Source data
▼
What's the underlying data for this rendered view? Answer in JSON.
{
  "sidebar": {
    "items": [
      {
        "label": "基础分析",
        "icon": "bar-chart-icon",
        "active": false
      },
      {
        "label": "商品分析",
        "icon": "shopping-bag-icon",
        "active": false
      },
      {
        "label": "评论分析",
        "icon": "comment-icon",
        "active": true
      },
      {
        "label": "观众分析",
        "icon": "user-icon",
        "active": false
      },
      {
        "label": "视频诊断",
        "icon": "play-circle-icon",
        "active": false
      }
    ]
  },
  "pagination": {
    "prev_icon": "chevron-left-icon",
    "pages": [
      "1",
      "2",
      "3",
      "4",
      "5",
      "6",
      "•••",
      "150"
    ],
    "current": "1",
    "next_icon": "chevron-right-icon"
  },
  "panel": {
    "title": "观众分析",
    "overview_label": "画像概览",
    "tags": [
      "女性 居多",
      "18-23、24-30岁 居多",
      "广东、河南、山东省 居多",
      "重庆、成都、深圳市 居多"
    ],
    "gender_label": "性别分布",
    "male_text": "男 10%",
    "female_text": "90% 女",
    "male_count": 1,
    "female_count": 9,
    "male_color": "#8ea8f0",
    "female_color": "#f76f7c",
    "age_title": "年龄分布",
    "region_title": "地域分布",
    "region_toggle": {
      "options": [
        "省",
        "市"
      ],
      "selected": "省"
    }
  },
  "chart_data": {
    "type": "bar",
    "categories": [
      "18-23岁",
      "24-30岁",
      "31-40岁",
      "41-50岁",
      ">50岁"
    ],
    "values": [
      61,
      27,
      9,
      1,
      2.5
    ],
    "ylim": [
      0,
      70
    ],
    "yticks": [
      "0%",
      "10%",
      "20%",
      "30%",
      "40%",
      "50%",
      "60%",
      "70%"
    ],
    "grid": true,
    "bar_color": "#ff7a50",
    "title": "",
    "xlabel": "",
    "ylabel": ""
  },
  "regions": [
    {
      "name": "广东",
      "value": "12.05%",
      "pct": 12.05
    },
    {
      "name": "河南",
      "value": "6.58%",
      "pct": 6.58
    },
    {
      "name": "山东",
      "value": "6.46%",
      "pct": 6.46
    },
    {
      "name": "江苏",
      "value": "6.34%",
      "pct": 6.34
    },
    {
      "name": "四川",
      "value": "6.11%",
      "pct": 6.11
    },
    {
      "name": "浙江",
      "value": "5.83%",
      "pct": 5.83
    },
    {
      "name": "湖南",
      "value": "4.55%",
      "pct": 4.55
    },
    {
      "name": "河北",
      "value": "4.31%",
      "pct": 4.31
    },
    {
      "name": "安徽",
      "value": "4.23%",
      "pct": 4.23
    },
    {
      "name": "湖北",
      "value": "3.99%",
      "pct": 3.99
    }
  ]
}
▲
Word for word, restate all of the data shown above.

Solution to the problem
What's the underlying data for this rendered view? Answer in JSON.
{
  "sidebar": {
    "items": [
      {
        "label": "基础分析",
        "icon": "bar-chart-icon",
        "active": false
      },
      {
        "label": "商品分析",
        "icon": "shopping-bag-icon",
        "active": false
      },
      {
        "label": "评论分析",
        "icon": "comment-icon",
        "active": true
      },
      {
        "label": "观众分析",
        "icon": "user-icon",
        "active": false
      },
      {
        "label": "视频诊断",
        "icon": "play-circle-icon",
        "active": false
      }
    ]
  },
  "pagination": {
    "prev_icon": "chevron-left-icon",
    "pages": [
      "1",
      "2",
      "3",
      "4",
      "5",
      "6",
      "•••",
      "150"
    ],
    "current": "1",
    "next_icon": "chevron-right-icon"
  },
  "panel": {
    "title": "观众分析",
    "overview_label": "画像概览",
    "tags": [
      "女性 居多",
      "18-23、24-30岁 居多",
      "广东、河南、山东省 居多",
      "重庆、成都、深圳市 居多"
    ],
    "gender_label": "性别分布",
    "male_text": "男 10%",
    "female_text": "90% 女",
    "male_count": 1,
    "female_count": 9,
    "male_color": "#8ea8f0",
    "female_color": "#f76f7c",
    "age_title": "年龄分布",
    "region_title": "地域分布",
    "region_toggle": {
      "options": [
        "省",
        "市"
      ],
      "selected": "省"
    }
  },
  "chart_data": {
    "type": "bar",
    "categories": [
      "18-23岁",
      "24-30岁",
      "31-40岁",
      "41-50岁",
      ">50岁"
    ],
    "values": [
      61,
      27,
      9,
      1,
      2.5
    ],
    "ylim": [
      0,
      70
    ],
    "yticks": [
      "0%",
      "10%",
      "20%",
      "30%",
      "40%",
      "50%",
      "60%",
      "70%"
    ],
    "grid": true,
    "bar_color": "#ff7a50",
    "title": "",
    "xlabel": "",
    "ylabel": ""
  },
  "regions": [
    {
      "name": "广东",
      "value": "12.05%",
      "pct": 12.05
    },
    {
      "name": "河南",
      "value": "6.58%",
      "pct": 6.58
    },
    {
      "name": "山东",
      "value": "6.46%",
      "pct": 6.46
    },
    {
      "name": "江苏",
      "value": "6.34%",
      "pct": 6.34
    },
    {
      "name": "四川",
      "value": "6.11%",
      "pct": 6.11
    },
    {
      "name": "浙江",
      "value": "5.83%",
      "pct": 5.83
    },
    {
      "name": "湖南",
      "value": "4.55%",
      "pct": 4.55
    },
    {
      "name": "河北",
      "value": "4.31%",
      "pct": 4.31
    },
    {
      "name": "安徽",
      "value": "4.23%",
      "pct": 4.23
    },
    {
      "name": "湖北",
      "value": "3.99%",
      "pct": 3.99
    }
  ]
}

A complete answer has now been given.